Stored data:
++++++++

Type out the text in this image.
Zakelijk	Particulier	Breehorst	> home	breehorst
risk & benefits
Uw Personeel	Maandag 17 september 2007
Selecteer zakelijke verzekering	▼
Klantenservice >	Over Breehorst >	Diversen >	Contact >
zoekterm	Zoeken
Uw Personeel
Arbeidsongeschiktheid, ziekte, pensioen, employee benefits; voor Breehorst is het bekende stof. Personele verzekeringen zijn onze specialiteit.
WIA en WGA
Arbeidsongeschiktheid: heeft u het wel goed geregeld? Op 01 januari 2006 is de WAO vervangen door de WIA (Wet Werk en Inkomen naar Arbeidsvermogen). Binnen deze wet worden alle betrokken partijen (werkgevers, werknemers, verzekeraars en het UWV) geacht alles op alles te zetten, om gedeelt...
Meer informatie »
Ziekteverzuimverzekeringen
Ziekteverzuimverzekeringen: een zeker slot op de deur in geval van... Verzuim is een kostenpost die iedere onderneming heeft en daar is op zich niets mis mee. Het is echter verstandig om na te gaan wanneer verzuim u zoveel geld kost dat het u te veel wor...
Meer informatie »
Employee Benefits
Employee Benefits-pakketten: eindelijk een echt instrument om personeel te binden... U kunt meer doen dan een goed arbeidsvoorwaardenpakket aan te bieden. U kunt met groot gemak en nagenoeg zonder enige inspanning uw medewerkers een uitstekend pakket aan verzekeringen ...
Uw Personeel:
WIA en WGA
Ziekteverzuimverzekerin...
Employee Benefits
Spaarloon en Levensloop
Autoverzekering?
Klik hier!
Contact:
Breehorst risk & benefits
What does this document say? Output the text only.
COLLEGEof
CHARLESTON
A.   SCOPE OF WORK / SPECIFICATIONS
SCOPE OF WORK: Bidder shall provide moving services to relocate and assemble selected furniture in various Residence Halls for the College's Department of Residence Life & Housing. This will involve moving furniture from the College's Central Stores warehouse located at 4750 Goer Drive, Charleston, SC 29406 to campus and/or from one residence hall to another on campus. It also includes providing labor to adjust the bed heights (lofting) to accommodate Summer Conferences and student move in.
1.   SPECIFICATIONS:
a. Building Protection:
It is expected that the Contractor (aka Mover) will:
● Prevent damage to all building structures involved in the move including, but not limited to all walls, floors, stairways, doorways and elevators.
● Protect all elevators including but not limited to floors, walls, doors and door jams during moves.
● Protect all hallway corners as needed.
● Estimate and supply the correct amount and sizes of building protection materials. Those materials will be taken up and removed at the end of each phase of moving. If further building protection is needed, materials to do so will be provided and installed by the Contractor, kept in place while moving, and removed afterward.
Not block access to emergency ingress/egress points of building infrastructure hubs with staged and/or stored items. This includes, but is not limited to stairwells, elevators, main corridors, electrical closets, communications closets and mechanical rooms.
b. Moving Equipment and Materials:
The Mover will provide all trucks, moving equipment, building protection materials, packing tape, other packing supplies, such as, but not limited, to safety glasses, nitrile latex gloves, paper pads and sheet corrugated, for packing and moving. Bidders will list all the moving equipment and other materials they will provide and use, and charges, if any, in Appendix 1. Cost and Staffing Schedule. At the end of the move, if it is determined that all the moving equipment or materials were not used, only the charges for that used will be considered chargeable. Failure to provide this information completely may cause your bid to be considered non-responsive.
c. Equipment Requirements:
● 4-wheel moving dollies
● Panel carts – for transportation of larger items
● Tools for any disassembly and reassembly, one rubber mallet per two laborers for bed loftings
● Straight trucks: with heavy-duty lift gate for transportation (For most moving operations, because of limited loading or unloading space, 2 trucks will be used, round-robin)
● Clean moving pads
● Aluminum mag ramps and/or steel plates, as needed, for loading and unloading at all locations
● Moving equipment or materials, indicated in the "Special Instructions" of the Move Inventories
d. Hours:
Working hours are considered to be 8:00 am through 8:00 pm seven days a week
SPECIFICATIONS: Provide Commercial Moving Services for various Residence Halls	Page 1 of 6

++++++++

■ OBJECTIVE ■
In the entries above, identify every line with the word "Ziekteverzuimverzekeringen". Copy those lines.

■ RESPONSE ■
Ziekteverzuimverzekeringen
Ziekteverzuimverzekeringen: een zeker slot op de deur in geval van... Verzuim is een kostenpost die iedere onderneming heeft en daar is op zich niets mis mee. Het is echter verstandig om na te gaan wanneer verzuim u zoveel geld kost dat het u te veel wor...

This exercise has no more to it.